▶ **Problem statement**
Review the material and extract every line in which the word "JSON" occurs.

**** Given records

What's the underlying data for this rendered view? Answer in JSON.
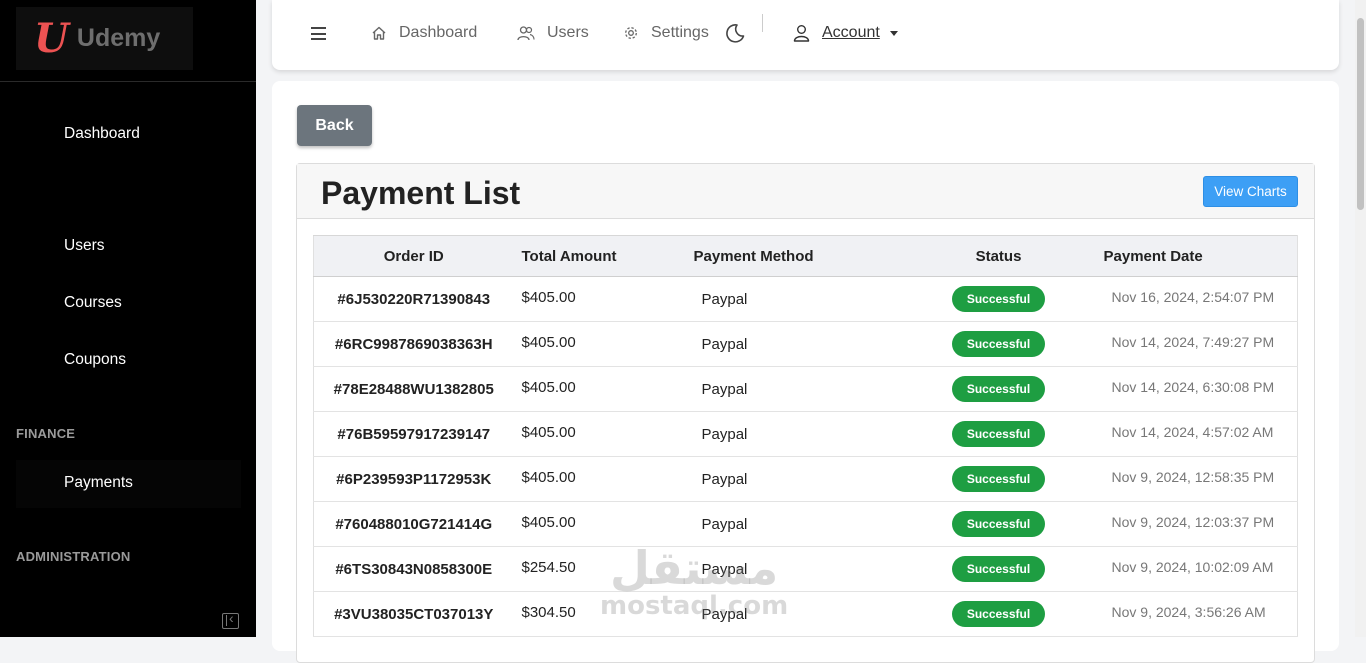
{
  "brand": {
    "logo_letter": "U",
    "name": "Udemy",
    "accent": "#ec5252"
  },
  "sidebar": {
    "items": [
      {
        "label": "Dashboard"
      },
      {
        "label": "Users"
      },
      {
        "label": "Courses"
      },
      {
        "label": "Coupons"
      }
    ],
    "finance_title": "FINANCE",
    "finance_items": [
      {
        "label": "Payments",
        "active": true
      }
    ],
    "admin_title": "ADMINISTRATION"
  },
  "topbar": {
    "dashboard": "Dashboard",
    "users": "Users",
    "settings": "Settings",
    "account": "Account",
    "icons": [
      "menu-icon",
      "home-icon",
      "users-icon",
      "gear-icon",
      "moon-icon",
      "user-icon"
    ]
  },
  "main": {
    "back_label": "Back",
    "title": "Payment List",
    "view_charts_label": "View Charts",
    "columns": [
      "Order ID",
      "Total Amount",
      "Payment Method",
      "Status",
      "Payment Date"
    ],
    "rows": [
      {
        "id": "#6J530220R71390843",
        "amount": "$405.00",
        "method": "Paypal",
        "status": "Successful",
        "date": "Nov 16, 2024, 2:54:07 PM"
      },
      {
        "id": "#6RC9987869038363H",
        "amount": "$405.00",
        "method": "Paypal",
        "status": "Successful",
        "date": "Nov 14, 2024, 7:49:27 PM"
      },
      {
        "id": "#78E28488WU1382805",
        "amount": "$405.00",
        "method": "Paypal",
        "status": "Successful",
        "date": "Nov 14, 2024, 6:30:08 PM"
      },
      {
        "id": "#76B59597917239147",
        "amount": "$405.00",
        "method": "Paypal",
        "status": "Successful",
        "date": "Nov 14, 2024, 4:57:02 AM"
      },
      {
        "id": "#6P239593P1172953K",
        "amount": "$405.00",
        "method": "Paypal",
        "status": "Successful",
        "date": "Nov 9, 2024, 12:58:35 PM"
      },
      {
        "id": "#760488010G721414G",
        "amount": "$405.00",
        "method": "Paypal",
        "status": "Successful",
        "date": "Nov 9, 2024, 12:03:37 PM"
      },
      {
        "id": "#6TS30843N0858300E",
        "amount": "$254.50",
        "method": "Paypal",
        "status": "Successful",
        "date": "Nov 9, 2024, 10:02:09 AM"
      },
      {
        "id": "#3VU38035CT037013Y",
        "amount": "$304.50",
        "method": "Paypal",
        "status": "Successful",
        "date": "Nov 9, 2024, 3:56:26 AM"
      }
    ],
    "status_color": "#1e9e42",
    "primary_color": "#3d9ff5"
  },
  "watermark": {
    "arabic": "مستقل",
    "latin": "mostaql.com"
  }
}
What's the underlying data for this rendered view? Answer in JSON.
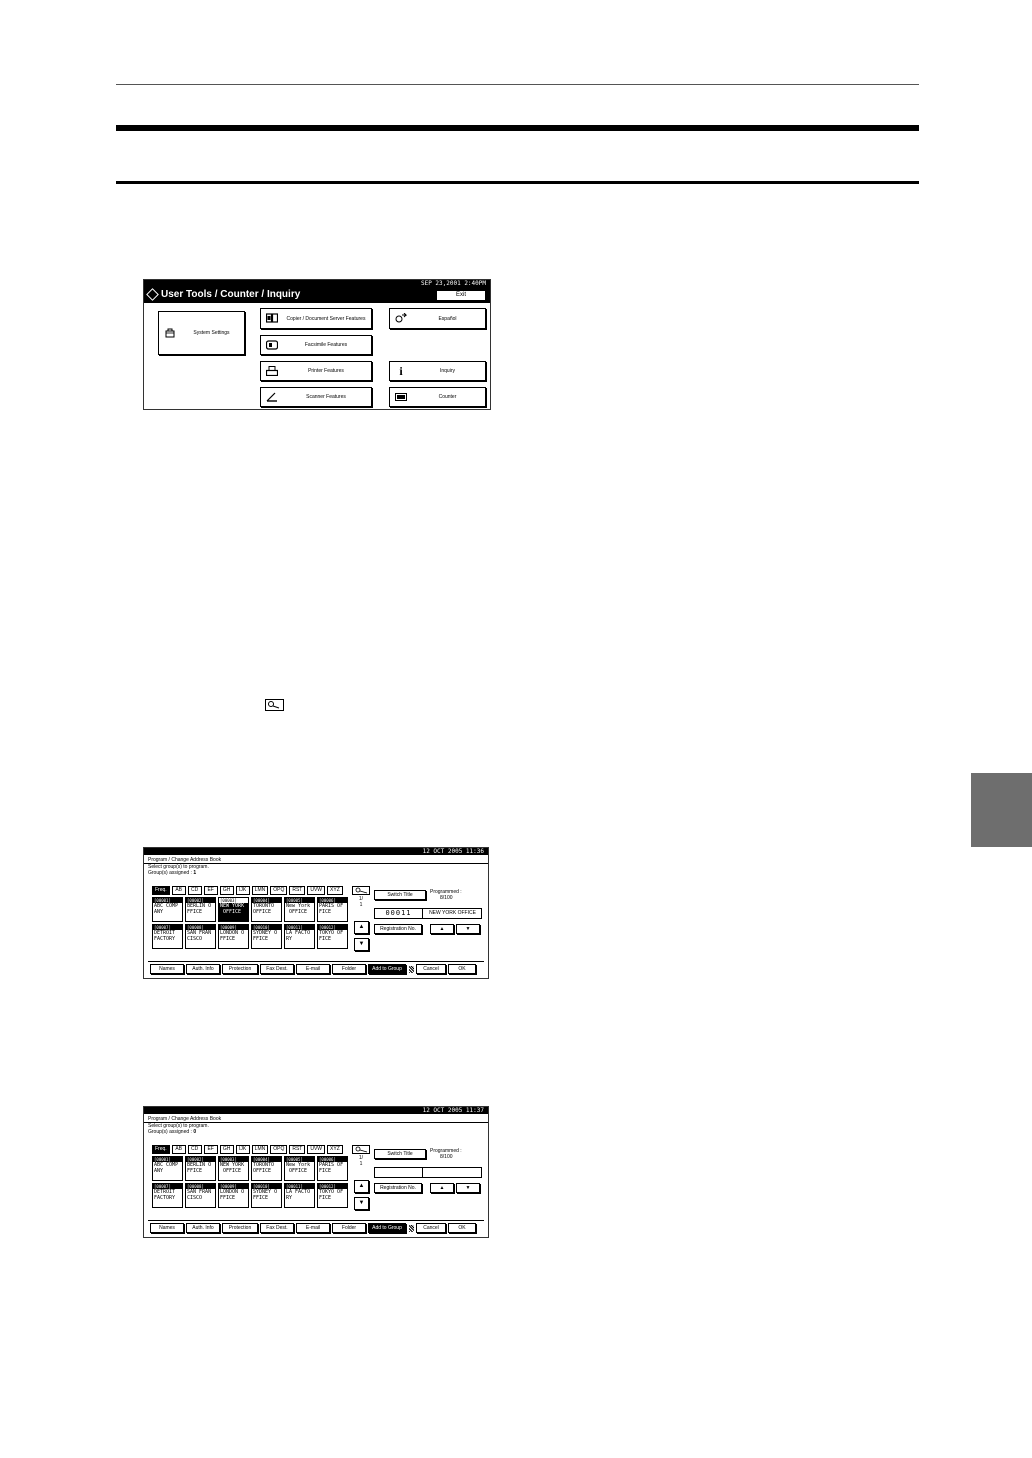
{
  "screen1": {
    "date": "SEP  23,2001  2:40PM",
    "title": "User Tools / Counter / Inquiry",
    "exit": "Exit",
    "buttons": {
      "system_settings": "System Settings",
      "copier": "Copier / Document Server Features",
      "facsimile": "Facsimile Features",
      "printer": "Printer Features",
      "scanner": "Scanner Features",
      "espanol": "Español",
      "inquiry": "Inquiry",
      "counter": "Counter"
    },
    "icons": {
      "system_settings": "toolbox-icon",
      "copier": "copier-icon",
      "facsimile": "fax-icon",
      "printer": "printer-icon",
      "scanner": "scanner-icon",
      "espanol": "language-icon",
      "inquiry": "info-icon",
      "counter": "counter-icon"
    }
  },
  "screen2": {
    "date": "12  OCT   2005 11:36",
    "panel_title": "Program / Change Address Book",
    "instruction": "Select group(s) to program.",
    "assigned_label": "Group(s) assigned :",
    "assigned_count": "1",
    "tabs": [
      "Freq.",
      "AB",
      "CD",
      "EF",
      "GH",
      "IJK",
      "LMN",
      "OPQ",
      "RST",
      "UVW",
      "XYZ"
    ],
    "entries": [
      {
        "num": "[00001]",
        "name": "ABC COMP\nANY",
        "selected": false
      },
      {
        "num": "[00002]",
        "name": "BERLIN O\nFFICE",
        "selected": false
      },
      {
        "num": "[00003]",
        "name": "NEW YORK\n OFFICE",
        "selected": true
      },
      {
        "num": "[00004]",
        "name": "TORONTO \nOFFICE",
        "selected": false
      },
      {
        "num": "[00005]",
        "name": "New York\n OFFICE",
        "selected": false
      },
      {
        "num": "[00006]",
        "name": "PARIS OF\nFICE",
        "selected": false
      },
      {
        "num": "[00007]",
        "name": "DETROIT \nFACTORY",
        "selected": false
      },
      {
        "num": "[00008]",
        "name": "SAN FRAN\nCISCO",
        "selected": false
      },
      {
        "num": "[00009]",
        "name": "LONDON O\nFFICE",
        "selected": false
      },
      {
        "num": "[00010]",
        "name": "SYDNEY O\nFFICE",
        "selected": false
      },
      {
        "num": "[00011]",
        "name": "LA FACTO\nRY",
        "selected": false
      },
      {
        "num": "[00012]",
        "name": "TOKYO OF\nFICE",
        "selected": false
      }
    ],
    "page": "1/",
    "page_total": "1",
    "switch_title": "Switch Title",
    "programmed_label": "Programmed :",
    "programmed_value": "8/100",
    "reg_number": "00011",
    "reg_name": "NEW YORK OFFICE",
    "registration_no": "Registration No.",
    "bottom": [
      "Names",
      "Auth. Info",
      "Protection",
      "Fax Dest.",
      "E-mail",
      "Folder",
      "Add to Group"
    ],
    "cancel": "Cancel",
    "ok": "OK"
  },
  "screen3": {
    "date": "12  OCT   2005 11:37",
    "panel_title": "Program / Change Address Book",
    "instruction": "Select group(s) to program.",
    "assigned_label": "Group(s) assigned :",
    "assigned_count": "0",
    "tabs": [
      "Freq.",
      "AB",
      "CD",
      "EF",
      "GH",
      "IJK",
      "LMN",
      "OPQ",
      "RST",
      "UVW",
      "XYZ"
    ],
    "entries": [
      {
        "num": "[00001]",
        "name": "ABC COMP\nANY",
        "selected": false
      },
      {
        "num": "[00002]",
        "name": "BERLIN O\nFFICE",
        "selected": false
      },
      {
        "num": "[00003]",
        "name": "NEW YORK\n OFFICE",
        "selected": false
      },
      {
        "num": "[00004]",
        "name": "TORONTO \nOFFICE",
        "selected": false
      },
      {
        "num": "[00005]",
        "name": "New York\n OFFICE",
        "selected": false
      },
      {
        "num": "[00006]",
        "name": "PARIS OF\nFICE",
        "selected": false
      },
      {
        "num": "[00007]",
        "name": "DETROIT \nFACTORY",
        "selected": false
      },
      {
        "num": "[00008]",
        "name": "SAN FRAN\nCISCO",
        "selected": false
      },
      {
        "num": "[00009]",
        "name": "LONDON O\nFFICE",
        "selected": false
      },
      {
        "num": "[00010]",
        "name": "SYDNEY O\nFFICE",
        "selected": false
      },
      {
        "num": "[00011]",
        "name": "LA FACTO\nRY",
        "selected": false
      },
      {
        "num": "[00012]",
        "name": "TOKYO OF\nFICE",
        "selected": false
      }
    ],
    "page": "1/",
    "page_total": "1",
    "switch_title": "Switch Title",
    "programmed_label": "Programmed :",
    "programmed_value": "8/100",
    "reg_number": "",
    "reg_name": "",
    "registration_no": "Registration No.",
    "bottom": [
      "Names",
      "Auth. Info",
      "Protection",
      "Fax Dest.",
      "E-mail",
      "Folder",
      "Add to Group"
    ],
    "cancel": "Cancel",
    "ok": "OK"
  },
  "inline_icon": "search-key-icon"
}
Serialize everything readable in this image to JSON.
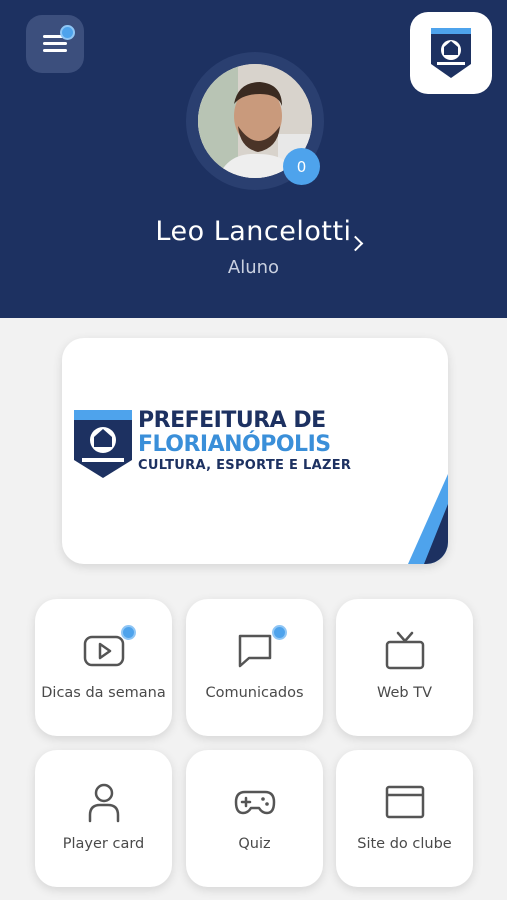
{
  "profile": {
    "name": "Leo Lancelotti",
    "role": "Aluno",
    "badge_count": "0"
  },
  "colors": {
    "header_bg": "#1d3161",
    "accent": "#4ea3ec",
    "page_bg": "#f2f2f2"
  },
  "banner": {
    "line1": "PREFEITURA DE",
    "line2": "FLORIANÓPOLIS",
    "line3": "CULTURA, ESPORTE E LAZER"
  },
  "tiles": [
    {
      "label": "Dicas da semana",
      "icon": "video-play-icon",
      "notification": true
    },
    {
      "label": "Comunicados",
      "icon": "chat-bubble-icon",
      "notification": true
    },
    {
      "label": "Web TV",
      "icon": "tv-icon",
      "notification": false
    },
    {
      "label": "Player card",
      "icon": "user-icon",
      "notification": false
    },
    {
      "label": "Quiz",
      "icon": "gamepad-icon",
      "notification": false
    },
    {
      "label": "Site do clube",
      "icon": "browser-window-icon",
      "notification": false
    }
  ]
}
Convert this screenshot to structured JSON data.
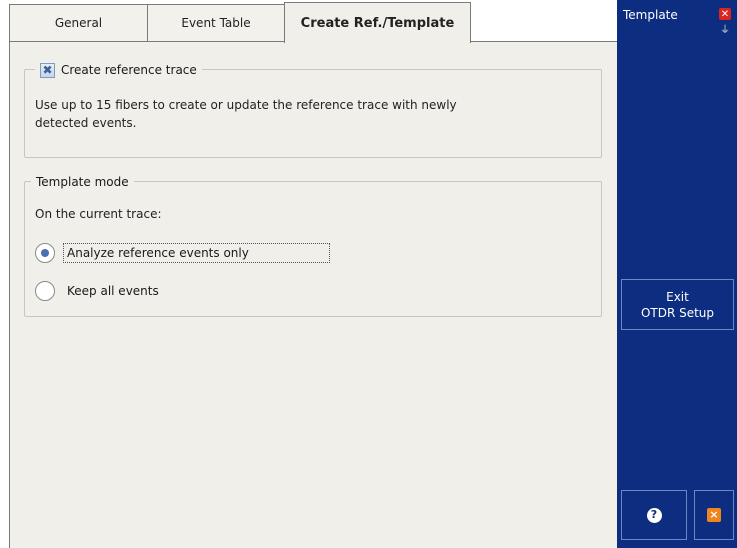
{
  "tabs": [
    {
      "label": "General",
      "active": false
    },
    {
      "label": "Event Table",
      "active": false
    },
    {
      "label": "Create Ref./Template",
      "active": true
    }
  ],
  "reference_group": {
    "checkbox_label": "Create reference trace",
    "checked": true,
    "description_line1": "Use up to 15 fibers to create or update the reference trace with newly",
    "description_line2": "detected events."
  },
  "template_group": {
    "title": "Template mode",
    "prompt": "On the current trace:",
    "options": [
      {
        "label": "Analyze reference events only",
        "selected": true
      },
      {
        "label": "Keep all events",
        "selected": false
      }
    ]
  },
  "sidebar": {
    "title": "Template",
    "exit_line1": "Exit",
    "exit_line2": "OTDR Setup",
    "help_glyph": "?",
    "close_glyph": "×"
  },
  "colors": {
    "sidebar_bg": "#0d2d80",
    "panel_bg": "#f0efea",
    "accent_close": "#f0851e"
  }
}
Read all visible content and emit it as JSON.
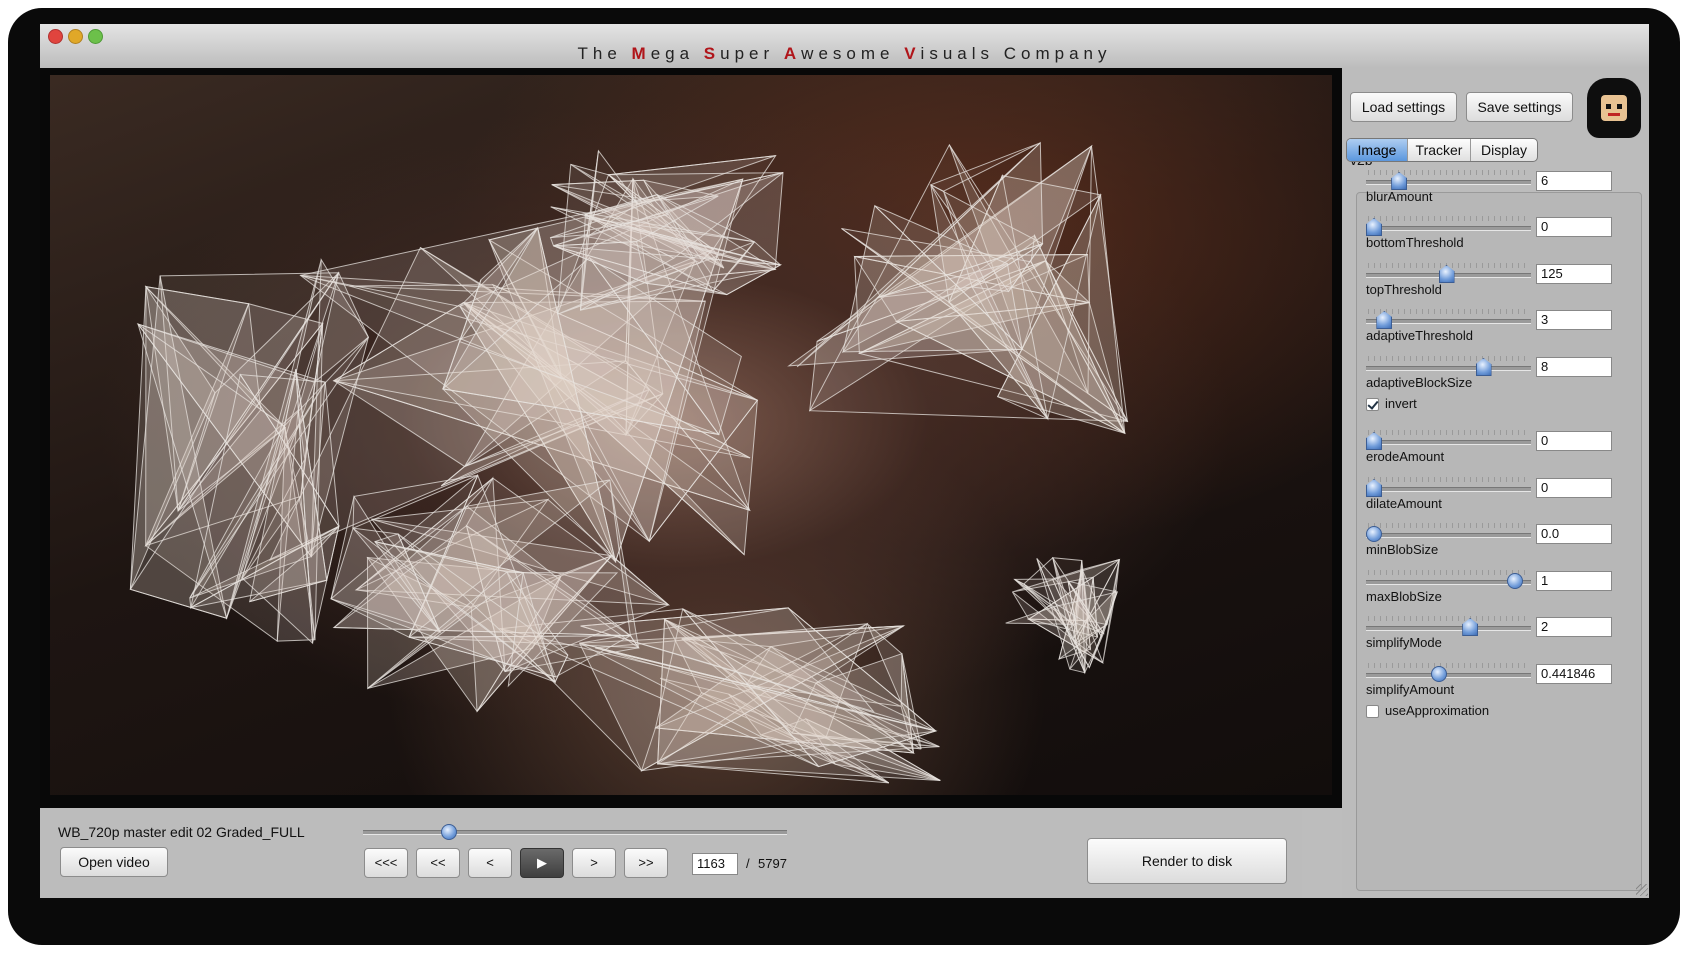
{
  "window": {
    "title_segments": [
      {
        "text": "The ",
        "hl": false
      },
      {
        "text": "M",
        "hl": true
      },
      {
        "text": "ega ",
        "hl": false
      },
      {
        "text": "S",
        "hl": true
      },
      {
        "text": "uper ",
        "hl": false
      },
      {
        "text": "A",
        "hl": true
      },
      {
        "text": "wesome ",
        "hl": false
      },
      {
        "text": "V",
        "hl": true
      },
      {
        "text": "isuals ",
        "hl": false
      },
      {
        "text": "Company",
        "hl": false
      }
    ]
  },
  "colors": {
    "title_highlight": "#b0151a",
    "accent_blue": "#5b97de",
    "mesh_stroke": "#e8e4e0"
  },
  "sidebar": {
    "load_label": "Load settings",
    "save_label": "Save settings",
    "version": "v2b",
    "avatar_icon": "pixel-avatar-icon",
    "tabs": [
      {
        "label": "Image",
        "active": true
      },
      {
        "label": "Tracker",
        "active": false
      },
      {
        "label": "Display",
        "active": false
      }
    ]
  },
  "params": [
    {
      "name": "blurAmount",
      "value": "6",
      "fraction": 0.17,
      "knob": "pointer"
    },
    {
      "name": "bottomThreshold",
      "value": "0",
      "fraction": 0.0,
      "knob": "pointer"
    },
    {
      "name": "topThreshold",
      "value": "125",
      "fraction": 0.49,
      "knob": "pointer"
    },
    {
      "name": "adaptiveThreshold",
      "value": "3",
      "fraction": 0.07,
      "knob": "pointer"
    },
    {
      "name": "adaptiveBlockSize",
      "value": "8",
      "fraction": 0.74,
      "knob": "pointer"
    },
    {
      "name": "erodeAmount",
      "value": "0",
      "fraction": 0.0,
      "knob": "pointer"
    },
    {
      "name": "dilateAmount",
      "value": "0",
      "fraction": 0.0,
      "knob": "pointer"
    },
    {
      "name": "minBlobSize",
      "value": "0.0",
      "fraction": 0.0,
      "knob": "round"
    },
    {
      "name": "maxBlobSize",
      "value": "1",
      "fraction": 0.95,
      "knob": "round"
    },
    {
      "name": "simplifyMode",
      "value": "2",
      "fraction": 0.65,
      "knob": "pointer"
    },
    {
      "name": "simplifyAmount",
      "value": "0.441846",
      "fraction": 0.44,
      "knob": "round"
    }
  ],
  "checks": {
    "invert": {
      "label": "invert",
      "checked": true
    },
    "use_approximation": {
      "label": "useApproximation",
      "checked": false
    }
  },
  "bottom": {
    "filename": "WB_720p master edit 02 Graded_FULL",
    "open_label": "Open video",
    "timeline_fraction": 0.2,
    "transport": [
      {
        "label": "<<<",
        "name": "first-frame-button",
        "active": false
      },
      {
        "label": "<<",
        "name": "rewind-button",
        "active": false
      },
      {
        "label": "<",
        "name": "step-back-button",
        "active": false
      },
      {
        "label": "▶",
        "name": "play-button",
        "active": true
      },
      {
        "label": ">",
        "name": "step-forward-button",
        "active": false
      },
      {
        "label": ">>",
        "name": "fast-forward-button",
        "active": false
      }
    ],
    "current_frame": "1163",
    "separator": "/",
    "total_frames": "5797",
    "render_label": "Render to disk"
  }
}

********

▶ **Expected output**
What's the underlying data for this rendered view? Answer in JSON.
What's the underlying data for this rendered view? Answer in JSON.
Serialize everything readable in this image to JSON.
Convert this screenshot to structured JSON data.
Read all visible content and emit it as JSON.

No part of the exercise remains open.